◆ **WHAT YOU WILL DO**: Copy these records line for line, with every character kept as it is.

● ● ●

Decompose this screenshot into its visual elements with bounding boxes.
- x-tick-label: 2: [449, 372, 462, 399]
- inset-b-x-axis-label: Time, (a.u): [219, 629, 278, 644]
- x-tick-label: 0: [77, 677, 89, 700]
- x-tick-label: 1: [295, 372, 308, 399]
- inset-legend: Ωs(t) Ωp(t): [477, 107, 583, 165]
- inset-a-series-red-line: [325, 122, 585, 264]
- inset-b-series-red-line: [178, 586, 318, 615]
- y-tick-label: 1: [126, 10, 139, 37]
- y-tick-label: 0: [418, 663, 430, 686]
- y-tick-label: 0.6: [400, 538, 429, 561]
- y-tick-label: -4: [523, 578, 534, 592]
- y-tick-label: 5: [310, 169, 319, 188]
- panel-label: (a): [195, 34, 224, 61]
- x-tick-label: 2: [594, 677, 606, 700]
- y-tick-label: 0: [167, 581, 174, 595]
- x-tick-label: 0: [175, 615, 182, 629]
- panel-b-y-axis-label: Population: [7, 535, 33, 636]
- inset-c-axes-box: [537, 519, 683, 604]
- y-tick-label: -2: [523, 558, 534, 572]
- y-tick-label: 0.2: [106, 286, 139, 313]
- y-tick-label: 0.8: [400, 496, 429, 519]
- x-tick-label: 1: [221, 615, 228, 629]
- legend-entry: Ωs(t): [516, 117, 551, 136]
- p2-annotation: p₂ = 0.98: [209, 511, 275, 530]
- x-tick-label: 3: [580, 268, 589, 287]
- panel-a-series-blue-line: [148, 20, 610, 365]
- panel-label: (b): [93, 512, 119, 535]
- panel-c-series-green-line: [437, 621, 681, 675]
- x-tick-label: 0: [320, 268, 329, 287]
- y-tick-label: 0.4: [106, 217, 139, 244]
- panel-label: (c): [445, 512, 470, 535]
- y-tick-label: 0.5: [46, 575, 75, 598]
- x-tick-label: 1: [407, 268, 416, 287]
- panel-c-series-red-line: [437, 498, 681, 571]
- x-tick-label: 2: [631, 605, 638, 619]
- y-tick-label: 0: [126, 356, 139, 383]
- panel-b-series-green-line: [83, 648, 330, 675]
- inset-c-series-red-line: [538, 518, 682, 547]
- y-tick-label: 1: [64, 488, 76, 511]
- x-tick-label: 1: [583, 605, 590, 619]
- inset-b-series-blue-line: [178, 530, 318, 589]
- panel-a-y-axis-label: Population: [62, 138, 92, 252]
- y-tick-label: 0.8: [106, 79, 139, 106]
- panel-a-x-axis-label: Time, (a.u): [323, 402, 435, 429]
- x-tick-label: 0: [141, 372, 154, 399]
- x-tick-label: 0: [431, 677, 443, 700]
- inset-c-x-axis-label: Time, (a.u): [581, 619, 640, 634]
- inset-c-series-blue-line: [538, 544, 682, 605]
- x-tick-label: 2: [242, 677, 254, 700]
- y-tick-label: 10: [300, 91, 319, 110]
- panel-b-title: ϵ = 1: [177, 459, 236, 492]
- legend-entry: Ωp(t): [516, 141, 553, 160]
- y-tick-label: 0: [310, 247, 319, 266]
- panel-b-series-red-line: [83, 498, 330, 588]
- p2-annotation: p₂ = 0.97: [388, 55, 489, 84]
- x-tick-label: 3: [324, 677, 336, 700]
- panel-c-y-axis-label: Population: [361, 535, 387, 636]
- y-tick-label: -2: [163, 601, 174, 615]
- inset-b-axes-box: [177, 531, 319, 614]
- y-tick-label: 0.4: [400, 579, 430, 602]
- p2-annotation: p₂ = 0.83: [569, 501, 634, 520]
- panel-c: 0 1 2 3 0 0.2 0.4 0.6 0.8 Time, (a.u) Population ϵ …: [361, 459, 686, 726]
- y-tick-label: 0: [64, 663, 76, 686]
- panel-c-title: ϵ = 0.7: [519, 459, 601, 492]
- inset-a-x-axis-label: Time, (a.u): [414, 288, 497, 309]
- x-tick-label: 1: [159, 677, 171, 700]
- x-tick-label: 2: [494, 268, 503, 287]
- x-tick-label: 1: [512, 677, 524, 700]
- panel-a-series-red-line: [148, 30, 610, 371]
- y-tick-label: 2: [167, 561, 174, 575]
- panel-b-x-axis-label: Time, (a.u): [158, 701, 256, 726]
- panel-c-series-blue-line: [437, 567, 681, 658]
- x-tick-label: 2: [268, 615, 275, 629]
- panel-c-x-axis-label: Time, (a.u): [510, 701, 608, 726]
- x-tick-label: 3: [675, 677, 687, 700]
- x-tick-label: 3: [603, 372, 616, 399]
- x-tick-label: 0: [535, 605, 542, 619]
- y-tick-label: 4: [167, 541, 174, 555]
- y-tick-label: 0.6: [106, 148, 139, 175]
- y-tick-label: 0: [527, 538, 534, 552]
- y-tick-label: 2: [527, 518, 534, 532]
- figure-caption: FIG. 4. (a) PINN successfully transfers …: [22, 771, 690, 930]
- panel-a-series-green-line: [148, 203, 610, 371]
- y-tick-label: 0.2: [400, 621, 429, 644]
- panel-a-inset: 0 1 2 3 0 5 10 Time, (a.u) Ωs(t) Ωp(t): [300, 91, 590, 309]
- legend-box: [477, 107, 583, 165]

● ● ●

◆ **ANSWER TO THIS EXERCISE**:
Decompose this screenshot into its visual elements with bounding boxes.
- x-tick-label: 2: [449, 372, 462, 399]
- inset-b-x-axis-label: Time, (a.u): [219, 629, 278, 644]
- x-tick-label: 0: [77, 677, 89, 700]
- x-tick-label: 1: [295, 372, 308, 399]
- inset-legend: Ωs(t) Ωp(t): [477, 107, 583, 165]
- inset-a-series-red-line: [325, 122, 585, 264]
- inset-b-series-red-line: [178, 586, 318, 615]
- y-tick-label: 1: [126, 10, 139, 37]
- y-tick-label: 0: [418, 663, 430, 686]
- y-tick-label: 0.6: [400, 538, 429, 561]
- y-tick-label: -4: [523, 578, 534, 592]
- y-tick-label: 5: [310, 169, 319, 188]
- panel-label: (a): [195, 34, 224, 61]
- x-tick-label: 2: [594, 677, 606, 700]
- y-tick-label: 0: [167, 581, 174, 595]
- x-tick-label: 0: [175, 615, 182, 629]
- panel-b-y-axis-label: Population: [7, 535, 33, 636]
- inset-c-axes-box: [537, 519, 683, 604]
- y-tick-label: -2: [523, 558, 534, 572]
- y-tick-label: 0.2: [106, 286, 139, 313]
- y-tick-label: 0.8: [400, 496, 429, 519]
- x-tick-label: 1: [221, 615, 228, 629]
- legend-entry: Ωs(t): [516, 117, 551, 136]
- p2-annotation: p₂ = 0.98: [209, 511, 275, 530]
- x-tick-label: 3: [580, 268, 589, 287]
- panel-a-series-blue-line: [148, 20, 610, 365]
- panel-label: (b): [93, 512, 119, 535]
- panel-c-series-green-line: [437, 621, 681, 675]
- x-tick-label: 0: [320, 268, 329, 287]
- y-tick-label: 0.4: [106, 217, 139, 244]
- panel-label: (c): [445, 512, 470, 535]
- y-tick-label: 0.5: [46, 575, 75, 598]
- x-tick-label: 1: [407, 268, 416, 287]
- panel-c-series-red-line: [437, 498, 681, 571]
- x-tick-label: 2: [631, 605, 638, 619]
- y-tick-label: 0: [126, 356, 139, 383]
- panel-b-series-green-line: [83, 648, 330, 675]
- inset-c-series-red-line: [538, 518, 682, 547]
- y-tick-label: 1: [64, 488, 76, 511]
- x-tick-label: 1: [583, 605, 590, 619]
- inset-b-series-blue-line: [178, 530, 318, 589]
- panel-a-y-axis-label: Population: [62, 138, 92, 252]
- y-tick-label: 0.8: [106, 79, 139, 106]
- panel-a-x-axis-label: Time, (a.u): [323, 402, 435, 429]
- x-tick-label: 0: [141, 372, 154, 399]
- x-tick-label: 0: [431, 677, 443, 700]
- inset-c-x-axis-label: Time, (a.u): [581, 619, 640, 634]
- inset-c-series-blue-line: [538, 544, 682, 605]
- x-tick-label: 2: [242, 677, 254, 700]
- y-tick-label: 10: [300, 91, 319, 110]
- panel-b-title: ϵ = 1: [177, 459, 236, 492]
- legend-entry: Ωp(t): [516, 141, 553, 160]
- y-tick-label: 0: [310, 247, 319, 266]
- panel-b-series-red-line: [83, 498, 330, 588]
- p2-annotation: p₂ = 0.97: [388, 55, 489, 84]
- x-tick-label: 3: [324, 677, 336, 700]
- panel-c-y-axis-label: Population: [361, 535, 387, 636]
- y-tick-label: -2: [163, 601, 174, 615]
- inset-b-axes-box: [177, 531, 319, 614]
- y-tick-label: 0.4: [400, 579, 430, 602]
- p2-annotation: p₂ = 0.83: [569, 501, 634, 520]
- panel-c: 0 1 2 3 0 0.2 0.4 0.6 0.8 Time, (a.u) Population ϵ …: [361, 459, 686, 726]
- y-tick-label: 0: [64, 663, 76, 686]
- panel-c-title: ϵ = 0.7: [519, 459, 601, 492]
- inset-a-x-axis-label: Time, (a.u): [414, 288, 497, 309]
- x-tick-label: 1: [159, 677, 171, 700]
- x-tick-label: 2: [494, 268, 503, 287]
- x-tick-label: 1: [512, 677, 524, 700]
- panel-a-series-red-line: [148, 30, 610, 371]
- y-tick-label: 2: [167, 561, 174, 575]
- panel-b-x-axis-label: Time, (a.u): [158, 701, 256, 726]
- panel-c-series-blue-line: [437, 567, 681, 658]
- x-tick-label: 2: [268, 615, 275, 629]
- panel-c-x-axis-label: Time, (a.u): [510, 701, 608, 726]
- x-tick-label: 3: [675, 677, 687, 700]
- x-tick-label: 3: [603, 372, 616, 399]
- x-tick-label: 0: [535, 605, 542, 619]
- y-tick-label: 4: [167, 541, 174, 555]
- y-tick-label: 0.6: [106, 148, 139, 175]
- y-tick-label: 0: [527, 538, 534, 552]
- y-tick-label: 2: [527, 518, 534, 532]
- figure-caption: FIG. 4. (a) PINN successfully transfers …: [22, 771, 690, 930]
- panel-a-series-green-line: [148, 203, 610, 371]
- y-tick-label: 0.2: [400, 621, 429, 644]
- panel-a-inset: 0 1 2 3 0 5 10 Time, (a.u) Ωs(t) Ωp(t): [300, 91, 590, 309]
- legend-box: [477, 107, 583, 165]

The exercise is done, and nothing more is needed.